STATED GOAL
Copy down every line where the string "this" shows up.

------ RAW DATA ------

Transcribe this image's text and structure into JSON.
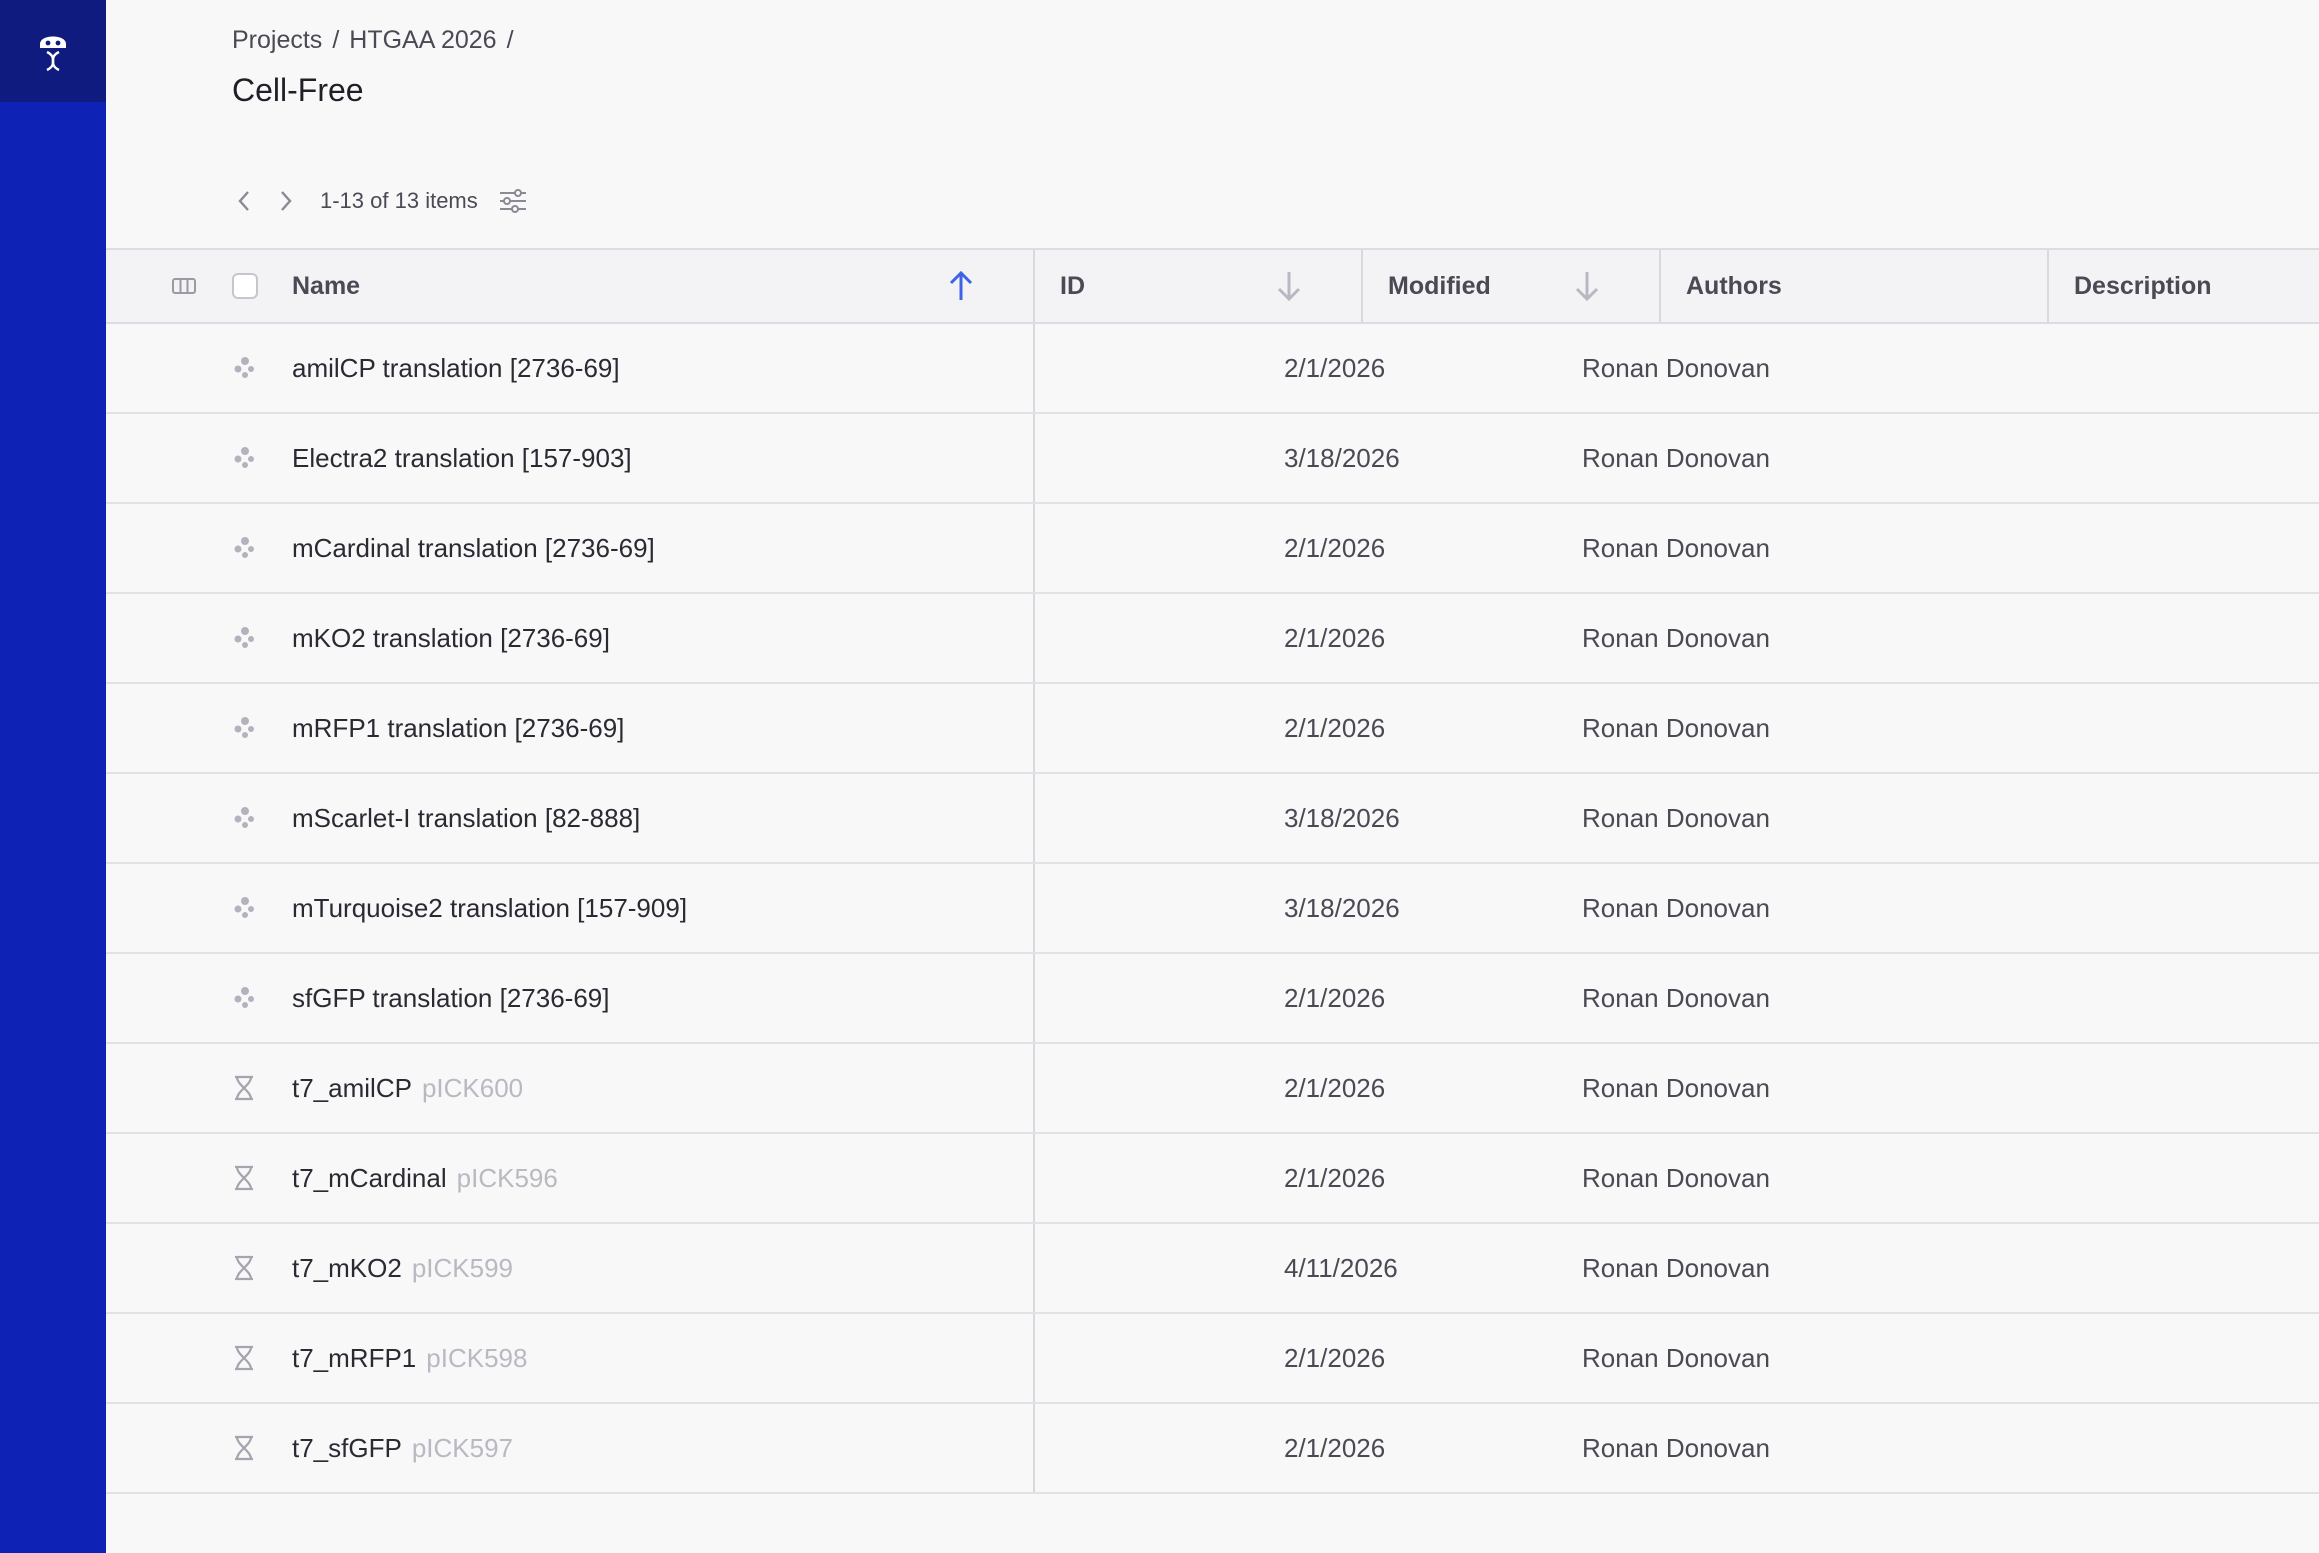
{
  "app": {
    "logo_icon": "robot-dna-logo-icon",
    "sidebar_color": "#0e22b6",
    "accent_color": "#3d63e6"
  },
  "breadcrumb": {
    "items": [
      "Projects",
      "HTGAA 2026"
    ],
    "separator": "/"
  },
  "page": {
    "title": "Cell-Free"
  },
  "pager": {
    "count_text": "1-13 of 13 items",
    "prev_icon": "chevron-left-icon",
    "next_icon": "chevron-right-icon",
    "filter_icon": "sliders-icon"
  },
  "table": {
    "columns": {
      "name": "Name",
      "id": "ID",
      "modified": "Modified",
      "authors": "Authors",
      "description": "Description"
    },
    "sort": {
      "column": "name",
      "direction": "ascending"
    },
    "rows": [
      {
        "type": "translation",
        "name": "amilCP translation [2736-69]",
        "sub": "",
        "id": "",
        "modified": "2/1/2026",
        "authors": "Ronan Donovan",
        "description": ""
      },
      {
        "type": "translation",
        "name": "Electra2 translation [157-903]",
        "sub": "",
        "id": "",
        "modified": "3/18/2026",
        "authors": "Ronan Donovan",
        "description": ""
      },
      {
        "type": "translation",
        "name": "mCardinal translation [2736-69]",
        "sub": "",
        "id": "",
        "modified": "2/1/2026",
        "authors": "Ronan Donovan",
        "description": ""
      },
      {
        "type": "translation",
        "name": "mKO2 translation [2736-69]",
        "sub": "",
        "id": "",
        "modified": "2/1/2026",
        "authors": "Ronan Donovan",
        "description": ""
      },
      {
        "type": "translation",
        "name": "mRFP1 translation [2736-69]",
        "sub": "",
        "id": "",
        "modified": "2/1/2026",
        "authors": "Ronan Donovan",
        "description": ""
      },
      {
        "type": "translation",
        "name": "mScarlet-I translation [82-888]",
        "sub": "",
        "id": "",
        "modified": "3/18/2026",
        "authors": "Ronan Donovan",
        "description": ""
      },
      {
        "type": "translation",
        "name": "mTurquoise2 translation [157-909]",
        "sub": "",
        "id": "",
        "modified": "3/18/2026",
        "authors": "Ronan Donovan",
        "description": ""
      },
      {
        "type": "translation",
        "name": "sfGFP translation [2736-69]",
        "sub": "",
        "id": "",
        "modified": "2/1/2026",
        "authors": "Ronan Donovan",
        "description": ""
      },
      {
        "type": "dna",
        "name": "t7_amilCP",
        "sub": "pICK600",
        "id": "",
        "modified": "2/1/2026",
        "authors": "Ronan Donovan",
        "description": ""
      },
      {
        "type": "dna",
        "name": "t7_mCardinal",
        "sub": "pICK596",
        "id": "",
        "modified": "2/1/2026",
        "authors": "Ronan Donovan",
        "description": ""
      },
      {
        "type": "dna",
        "name": "t7_mKO2",
        "sub": "pICK599",
        "id": "",
        "modified": "4/11/2026",
        "authors": "Ronan Donovan",
        "description": ""
      },
      {
        "type": "dna",
        "name": "t7_mRFP1",
        "sub": "pICK598",
        "id": "",
        "modified": "2/1/2026",
        "authors": "Ronan Donovan",
        "description": ""
      },
      {
        "type": "dna",
        "name": "t7_sfGFP",
        "sub": "pICK597",
        "id": "",
        "modified": "2/1/2026",
        "authors": "Ronan Donovan",
        "description": ""
      }
    ]
  }
}
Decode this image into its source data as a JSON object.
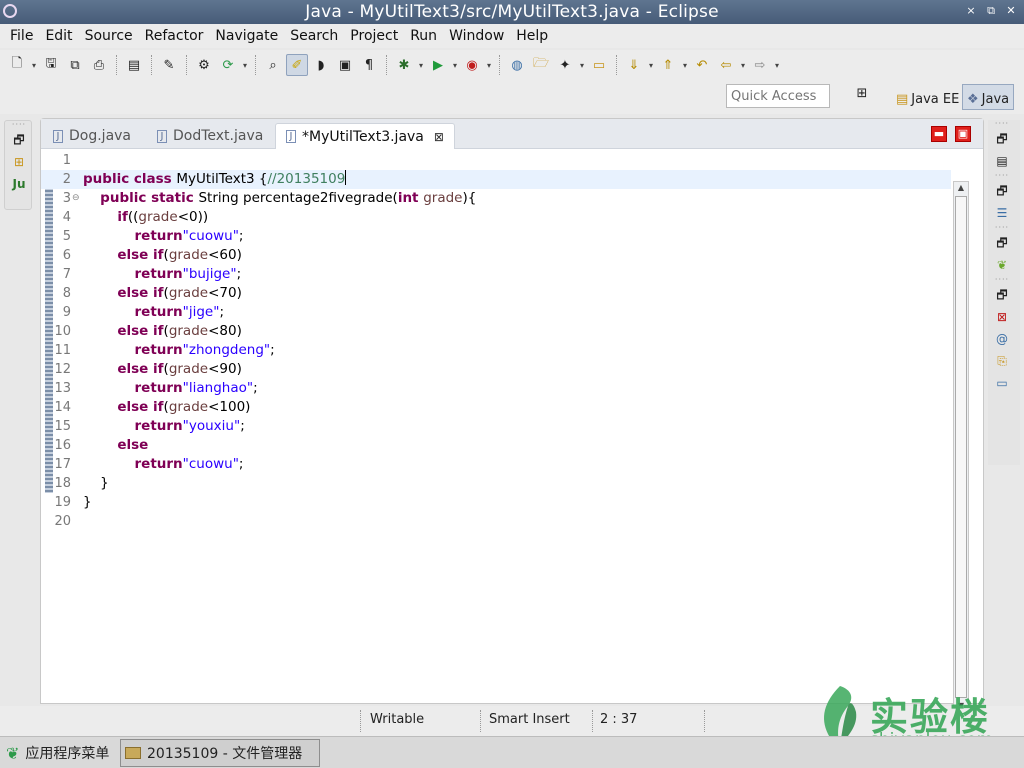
{
  "window": {
    "title": "Java - MyUtilText3/src/MyUtilText3.java - Eclipse",
    "controls": [
      "×",
      "⧉",
      "✕"
    ]
  },
  "menu": [
    "File",
    "Edit",
    "Source",
    "Refactor",
    "Navigate",
    "Search",
    "Project",
    "Run",
    "Window",
    "Help"
  ],
  "quick_access": {
    "placeholder": "Quick Access"
  },
  "perspectives": {
    "open_label": "⊞",
    "java_ee": "Java EE",
    "java": "Java"
  },
  "tabs": [
    {
      "label": "Dog.java",
      "active": false
    },
    {
      "label": "DodText.java",
      "active": false
    },
    {
      "label": "*MyUtilText3.java",
      "active": true
    }
  ],
  "tab_close": "⊠",
  "editor_controls": {
    "minimize": "▬",
    "maximize": "▣"
  },
  "code": {
    "line_numbers": [
      "1",
      "2",
      "3",
      "4",
      "5",
      "6",
      "7",
      "8",
      "9",
      "10",
      "11",
      "12",
      "13",
      "14",
      "15",
      "16",
      "17",
      "18",
      "19",
      "20"
    ],
    "lines": [
      [],
      [
        [
          "kw",
          "public class "
        ],
        [
          "",
          "MyUtilText3 {"
        ],
        [
          "cm",
          "//20135109"
        ]
      ],
      [
        [
          "",
          "    "
        ],
        [
          "kw",
          "public static "
        ],
        [
          "",
          "String percentage2fivegrade("
        ],
        [
          "kw",
          "int "
        ],
        [
          "var",
          "grade"
        ],
        [
          "",
          "){"
        ]
      ],
      [
        [
          "",
          "        "
        ],
        [
          "kw",
          "if"
        ],
        [
          "",
          "(("
        ],
        [
          "var",
          "grade"
        ],
        [
          "",
          "<0))"
        ]
      ],
      [
        [
          "",
          "            "
        ],
        [
          "kw",
          "return"
        ],
        [
          "str",
          "\"cuowu\""
        ],
        [
          "",
          ";"
        ]
      ],
      [
        [
          "",
          "        "
        ],
        [
          "kw",
          "else if"
        ],
        [
          "",
          "("
        ],
        [
          "var",
          "grade"
        ],
        [
          "",
          "<60)"
        ]
      ],
      [
        [
          "",
          "            "
        ],
        [
          "kw",
          "return"
        ],
        [
          "str",
          "\"bujige\""
        ],
        [
          "",
          ";"
        ]
      ],
      [
        [
          "",
          "        "
        ],
        [
          "kw",
          "else if"
        ],
        [
          "",
          "("
        ],
        [
          "var",
          "grade"
        ],
        [
          "",
          "<70)"
        ]
      ],
      [
        [
          "",
          "            "
        ],
        [
          "kw",
          "return"
        ],
        [
          "str",
          "\"jige\""
        ],
        [
          "",
          ";"
        ]
      ],
      [
        [
          "",
          "        "
        ],
        [
          "kw",
          "else if"
        ],
        [
          "",
          "("
        ],
        [
          "var",
          "grade"
        ],
        [
          "",
          "<80)"
        ]
      ],
      [
        [
          "",
          "            "
        ],
        [
          "kw",
          "return"
        ],
        [
          "str",
          "\"zhongdeng\""
        ],
        [
          "",
          ";"
        ]
      ],
      [
        [
          "",
          "        "
        ],
        [
          "kw",
          "else if"
        ],
        [
          "",
          "("
        ],
        [
          "var",
          "grade"
        ],
        [
          "",
          "<90)"
        ]
      ],
      [
        [
          "",
          "            "
        ],
        [
          "kw",
          "return"
        ],
        [
          "str",
          "\"lianghao\""
        ],
        [
          "",
          ";"
        ]
      ],
      [
        [
          "",
          "        "
        ],
        [
          "kw",
          "else if"
        ],
        [
          "",
          "("
        ],
        [
          "var",
          "grade"
        ],
        [
          "",
          "<100)"
        ]
      ],
      [
        [
          "",
          "            "
        ],
        [
          "kw",
          "return"
        ],
        [
          "str",
          "\"youxiu\""
        ],
        [
          "",
          ";"
        ]
      ],
      [
        [
          "",
          "        "
        ],
        [
          "kw",
          "else"
        ]
      ],
      [
        [
          "",
          "            "
        ],
        [
          "kw",
          "return"
        ],
        [
          "str",
          "\"cuowu\""
        ],
        [
          "",
          ";"
        ]
      ],
      [
        [
          "",
          "    }"
        ]
      ],
      [
        [
          "",
          "}"
        ]
      ],
      []
    ],
    "current_line": 2,
    "fold_line": 3,
    "fold_glyph": "⊖"
  },
  "status": {
    "writable": "Writable",
    "insert_mode": "Smart Insert",
    "position": "2 : 37"
  },
  "watermark": {
    "brand": "实验楼",
    "url": "shiyanlou.com"
  },
  "taskbar": {
    "start_label": "应用程序菜单",
    "task_label": "20135109 - 文件管理器"
  },
  "icons": {
    "toolbar": [
      "new-icon",
      "save-icon",
      "save-all-icon",
      "print-icon",
      "binary-icon",
      "pin-icon",
      "build-icon",
      "refresh-icon",
      "search-next-icon",
      "highlight-icon",
      "mark-icon",
      "block-icon",
      "whitespace-icon",
      "debug-icon",
      "run-icon",
      "run-ext-icon",
      "open-type-icon",
      "open-folder-icon",
      "wand-icon",
      "open-task-icon",
      "next-annotation-icon",
      "prev-annotation-icon",
      "last-edit-icon",
      "back-icon",
      "forward-icon"
    ],
    "left_trim": [
      "restore-icon",
      "hierarchy-icon",
      "junit-icon"
    ],
    "right_trim": [
      "restore-icon",
      "outline-icon",
      "restore-icon",
      "task-list-icon",
      "restore-icon",
      "leaf-icon",
      "restore-icon",
      "problems-icon",
      "javadoc-icon",
      "declaration-icon",
      "console-icon"
    ]
  }
}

------

SOLVED EXERCISE
Transcribe this image's text and structure into JSON.
Decode this image into its source data as a JSON object.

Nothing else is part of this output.